*TASK DIRECTIONS*: Quote the listing below in its entirety, omitting every image.

==== TASK MATERIAL

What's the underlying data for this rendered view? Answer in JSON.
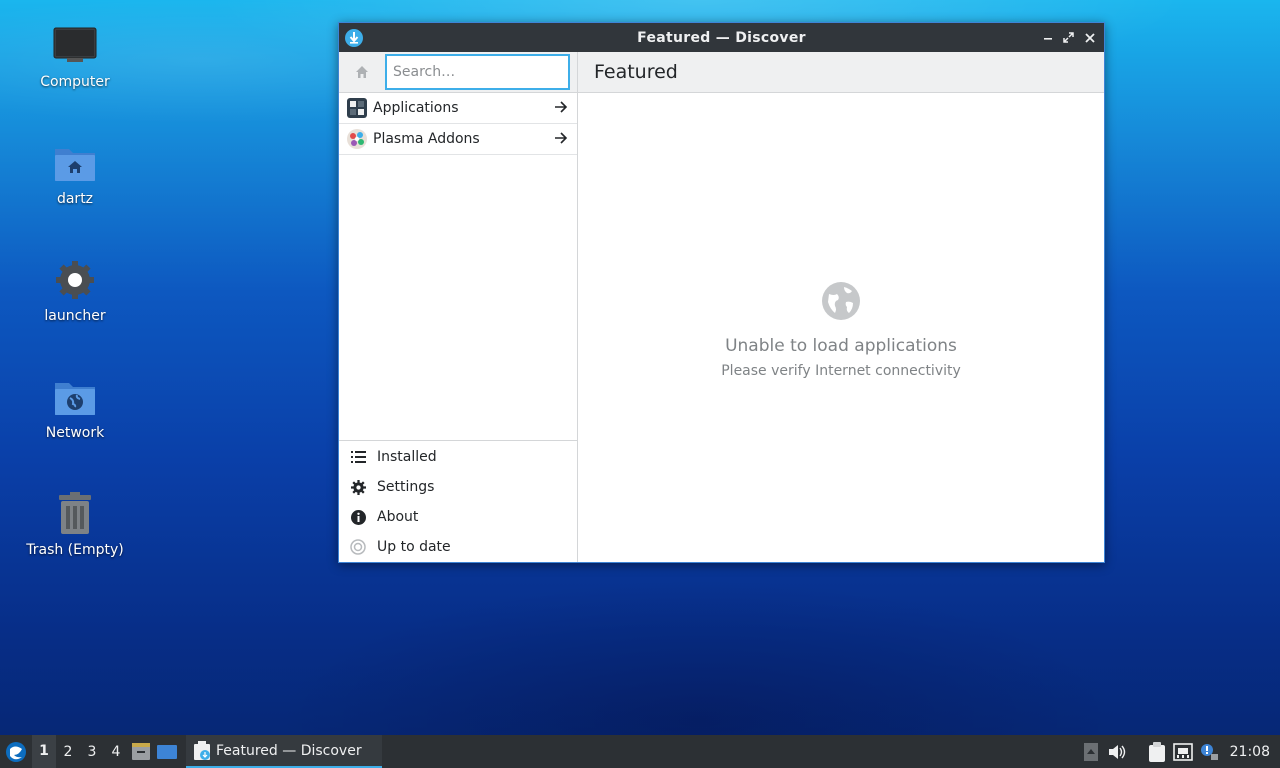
{
  "desktop": {
    "icons": [
      {
        "label": "Computer",
        "icon": "monitor-icon"
      },
      {
        "label": "dartz",
        "icon": "home-folder-icon"
      },
      {
        "label": "launcher",
        "icon": "gear-icon"
      },
      {
        "label": "Network",
        "icon": "network-folder-icon"
      },
      {
        "label": "Trash (Empty)",
        "icon": "trash-icon"
      }
    ]
  },
  "window": {
    "title": "Featured — Discover",
    "search_placeholder": "Search…",
    "categories": [
      {
        "label": "Applications",
        "icon": "applications-icon"
      },
      {
        "label": "Plasma Addons",
        "icon": "plasma-addons-icon"
      }
    ],
    "actions": [
      {
        "label": "Installed",
        "icon": "list-icon"
      },
      {
        "label": "Settings",
        "icon": "gear-icon"
      },
      {
        "label": "About",
        "icon": "info-icon"
      },
      {
        "label": "Up to date",
        "icon": "update-icon"
      }
    ],
    "page_title": "Featured",
    "empty_message": "Unable to load applications",
    "empty_sub": "Please verify Internet connectivity"
  },
  "taskbar": {
    "desktops": [
      "1",
      "2",
      "3",
      "4"
    ],
    "active_task": "Featured — Discover",
    "clock": "21:08"
  },
  "colors": {
    "accent": "#3daee9",
    "titlebar": "#31363b",
    "taskbar": "#2c3034"
  }
}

========

*FINISHED EXERCISE*:
What's the underlying data for this rendered view? Answer in JSON.
{
  "desktop": {
    "icons": [
      {
        "label": "Computer",
        "icon": "monitor-icon"
      },
      {
        "label": "dartz",
        "icon": "home-folder-icon"
      },
      {
        "label": "launcher",
        "icon": "gear-icon"
      },
      {
        "label": "Network",
        "icon": "network-folder-icon"
      },
      {
        "label": "Trash (Empty)",
        "icon": "trash-icon"
      }
    ]
  },
  "window": {
    "title": "Featured — Discover",
    "search_placeholder": "Search…",
    "categories": [
      {
        "label": "Applications",
        "icon": "applications-icon"
      },
      {
        "label": "Plasma Addons",
        "icon": "plasma-addons-icon"
      }
    ],
    "actions": [
      {
        "label": "Installed",
        "icon": "list-icon"
      },
      {
        "label": "Settings",
        "icon": "gear-icon"
      },
      {
        "label": "About",
        "icon": "info-icon"
      },
      {
        "label": "Up to date",
        "icon": "update-icon"
      }
    ],
    "page_title": "Featured",
    "empty_message": "Unable to load applications",
    "empty_sub": "Please verify Internet connectivity"
  },
  "taskbar": {
    "desktops": [
      "1",
      "2",
      "3",
      "4"
    ],
    "active_task": "Featured — Discover",
    "clock": "21:08"
  },
  "colors": {
    "accent": "#3daee9",
    "titlebar": "#31363b",
    "taskbar": "#2c3034"
  }
}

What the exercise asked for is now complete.